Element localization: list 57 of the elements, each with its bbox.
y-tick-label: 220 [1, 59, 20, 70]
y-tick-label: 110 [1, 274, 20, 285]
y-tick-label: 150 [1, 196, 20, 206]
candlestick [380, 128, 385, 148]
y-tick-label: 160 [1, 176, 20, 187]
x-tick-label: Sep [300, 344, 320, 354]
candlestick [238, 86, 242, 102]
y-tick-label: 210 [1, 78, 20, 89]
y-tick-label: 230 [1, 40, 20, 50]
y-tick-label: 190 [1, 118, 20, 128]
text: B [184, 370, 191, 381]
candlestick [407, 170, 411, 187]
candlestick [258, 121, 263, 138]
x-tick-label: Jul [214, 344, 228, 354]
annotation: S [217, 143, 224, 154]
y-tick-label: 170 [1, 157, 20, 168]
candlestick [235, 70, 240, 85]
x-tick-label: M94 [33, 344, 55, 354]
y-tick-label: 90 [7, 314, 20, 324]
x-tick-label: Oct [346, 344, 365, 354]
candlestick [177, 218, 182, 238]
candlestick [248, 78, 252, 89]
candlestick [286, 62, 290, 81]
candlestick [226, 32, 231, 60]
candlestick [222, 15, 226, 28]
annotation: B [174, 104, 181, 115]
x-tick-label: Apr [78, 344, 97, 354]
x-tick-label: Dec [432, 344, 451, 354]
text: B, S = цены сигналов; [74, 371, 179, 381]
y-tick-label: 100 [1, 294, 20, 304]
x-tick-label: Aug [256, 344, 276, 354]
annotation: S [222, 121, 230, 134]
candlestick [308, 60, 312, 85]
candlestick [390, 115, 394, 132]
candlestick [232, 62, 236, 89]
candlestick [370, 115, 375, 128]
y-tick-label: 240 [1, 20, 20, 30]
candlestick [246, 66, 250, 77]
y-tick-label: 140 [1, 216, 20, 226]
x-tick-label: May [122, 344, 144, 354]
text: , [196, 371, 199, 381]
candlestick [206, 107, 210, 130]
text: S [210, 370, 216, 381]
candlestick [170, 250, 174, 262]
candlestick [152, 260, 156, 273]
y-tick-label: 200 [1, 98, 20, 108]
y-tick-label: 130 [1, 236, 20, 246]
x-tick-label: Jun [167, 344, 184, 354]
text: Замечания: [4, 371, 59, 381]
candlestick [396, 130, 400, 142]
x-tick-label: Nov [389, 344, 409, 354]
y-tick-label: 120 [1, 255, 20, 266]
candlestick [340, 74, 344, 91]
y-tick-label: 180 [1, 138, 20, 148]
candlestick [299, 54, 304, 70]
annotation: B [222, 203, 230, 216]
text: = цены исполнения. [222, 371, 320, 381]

— GOAL —
Convert every line of the records above into a Markdown table with the columns "Row" and "Line", numbering each row and leaving out any blank lines.

— IN RESPONSE —
| Row | Line |
|---|---|
| 1 | Element localization: list 57 of the elements, each with its bbox. |
| 2 | y-tick-label: 220 [1, 59, 20, 70] |
| 3 | y-tick-label: 110 [1, 274, 20, 285] |
| 4 | y-tick-label: 150 [1, 196, 20, 206] |
| 5 | candlestick [380, 128, 385, 148] |
| 6 | y-tick-label: 160 [1, 176, 20, 187] |
| 7 | x-tick-label: Sep [300, 344, 320, 354] |
| 8 | candlestick [238, 86, 242, 102] |
| 9 | y-tick-label: 210 [1, 78, 20, 89] |
| 10 | y-tick-label: 230 [1, 40, 20, 50] |
| 11 | y-tick-label: 190 [1, 118, 20, 128] |
| 12 | text: B [184, 370, 191, 381] |
| 13 | candlestick [407, 170, 411, 187] |
| 14 | candlestick [258, 121, 263, 138] |
| 15 | x-tick-label: Jul [214, 344, 228, 354] |
| 16 | annotation: S [217, 143, 224, 154] |
| 17 | y-tick-label: 170 [1, 157, 20, 168] |
| 18 | candlestick [235, 70, 240, 85] |
| 19 | x-tick-label: M94 [33, 344, 55, 354] |
| 20 | y-tick-label: 90 [7, 314, 20, 324] |
| 21 | x-tick-label: Oct [346, 344, 365, 354] |
| 22 | candlestick [177, 218, 182, 238] |
| 23 | candlestick [248, 78, 252, 89] |
| 24 | candlestick [286, 62, 290, 81] |
| 25 | candlestick [226, 32, 231, 60] |
| 26 | candlestick [222, 15, 226, 28] |
| 27 | annotation: B [174, 104, 181, 115] |
| 28 | x-tick-label: Apr [78, 344, 97, 354] |
| 29 | x-tick-label: Dec [432, 344, 451, 354] |
| 30 | text: B, S = цены сигналов; [74, 371, 179, 381] |
| 31 | y-tick-label: 100 [1, 294, 20, 304] |
| 32 | x-tick-label: Aug [256, 344, 276, 354] |
| 33 | annotation: S [222, 121, 230, 134] |
| 34 | candlestick [308, 60, 312, 85] |
| 35 | candlestick [390, 115, 394, 132] |
| 36 | candlestick [232, 62, 236, 89] |
| 37 | candlestick [370, 115, 375, 128] |
| 38 | y-tick-label: 240 [1, 20, 20, 30] |
| 39 | candlestick [246, 66, 250, 77] |
| 40 | y-tick-label: 140 [1, 216, 20, 226] |
| 41 | x-tick-label: May [122, 344, 144, 354] |
| 42 | text: , [196, 371, 199, 381] |
| 43 | candlestick [206, 107, 210, 130] |
| 44 | text: S [210, 370, 216, 381] |
| 45 | candlestick [170, 250, 174, 262] |
| 46 | candlestick [152, 260, 156, 273] |
| 47 | y-tick-label: 200 [1, 98, 20, 108] |
| 48 | y-tick-label: 130 [1, 236, 20, 246] |
| 49 | x-tick-label: Jun [167, 344, 184, 354] |
| 50 | text: Замечания: [4, 371, 59, 381] |
| 51 | candlestick [396, 130, 400, 142] |
| 52 | x-tick-label: Nov [389, 344, 409, 354] |
| 53 | y-tick-label: 120 [1, 255, 20, 266] |
| 54 | candlestick [340, 74, 344, 91] |
| 55 | y-tick-label: 180 [1, 138, 20, 148] |
| 56 | candlestick [299, 54, 304, 70] |
| 57 | annotation: B [222, 203, 230, 216] |
| 58 | text: = цены исполнения. [222, 371, 320, 381] |